>> Start

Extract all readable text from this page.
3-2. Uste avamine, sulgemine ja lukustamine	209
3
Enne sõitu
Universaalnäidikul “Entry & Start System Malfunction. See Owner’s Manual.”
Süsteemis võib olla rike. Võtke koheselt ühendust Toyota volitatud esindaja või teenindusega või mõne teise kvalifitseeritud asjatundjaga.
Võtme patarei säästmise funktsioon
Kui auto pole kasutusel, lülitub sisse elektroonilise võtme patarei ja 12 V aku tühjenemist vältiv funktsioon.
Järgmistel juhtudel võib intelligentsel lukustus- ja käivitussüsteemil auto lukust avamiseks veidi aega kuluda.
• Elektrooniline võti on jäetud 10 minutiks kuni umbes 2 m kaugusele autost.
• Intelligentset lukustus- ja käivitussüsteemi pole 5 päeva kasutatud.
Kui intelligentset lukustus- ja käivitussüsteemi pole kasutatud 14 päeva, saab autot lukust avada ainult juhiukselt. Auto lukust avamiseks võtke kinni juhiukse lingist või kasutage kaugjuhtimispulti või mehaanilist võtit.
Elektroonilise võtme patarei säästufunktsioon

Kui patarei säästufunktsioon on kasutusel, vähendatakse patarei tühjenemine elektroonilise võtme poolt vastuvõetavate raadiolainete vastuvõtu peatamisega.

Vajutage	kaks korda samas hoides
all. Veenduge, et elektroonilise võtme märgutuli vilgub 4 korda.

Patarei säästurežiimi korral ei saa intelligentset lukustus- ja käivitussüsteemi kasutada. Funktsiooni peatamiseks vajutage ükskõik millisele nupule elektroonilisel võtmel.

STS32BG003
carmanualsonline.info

>> End

## What the task asks
Repeat every record, keeping each word and mark exactly as it is.

## Task result
Extract all readable text from this page.
3-2. Uste avamine, sulgemine ja lukustamine	209
3
Enne sõitu
Universaalnäidikul “Entry & Start System Malfunction. See Owner’s Manual.”
Süsteemis võib olla rike. Võtke koheselt ühendust Toyota volitatud esindaja või teenindusega või mõne teise kvalifitseeritud asjatundjaga.
Võtme patarei säästmise funktsioon
Kui auto pole kasutusel, lülitub sisse elektroonilise võtme patarei ja 12 V aku tühjenemist vältiv funktsioon.
Järgmistel juhtudel võib intelligentsel lukustus- ja käivitussüsteemil auto lukust avamiseks veidi aega kuluda.
• Elektrooniline võti on jäetud 10 minutiks kuni umbes 2 m kaugusele autost.
• Intelligentset lukustus- ja käivitussüsteemi pole 5 päeva kasutatud.
Kui intelligentset lukustus- ja käivitussüsteemi pole kasutatud 14 päeva, saab autot lukust avada ainult juhiukselt. Auto lukust avamiseks võtke kinni juhiukse lingist või kasutage kaugjuhtimispulti või mehaanilist võtit.
Elektroonilise võtme patarei säästufunktsioon

Kui patarei säästufunktsioon on kasutusel, vähendatakse patarei tühjenemine elektroonilise võtme poolt vastuvõetavate raadiolainete vastuvõtu peatamisega.

Vajutage	kaks korda samas hoides
all. Veenduge, et elektroonilise võtme märgutuli vilgub 4 korda.

Patarei säästurežiimi korral ei saa intelligentset lukustus- ja käivitussüsteemi kasutada. Funktsiooni peatamiseks vajutage ükskõik millisele nupule elektroonilisel võtmel.

STS32BG003
carmanualsonline.info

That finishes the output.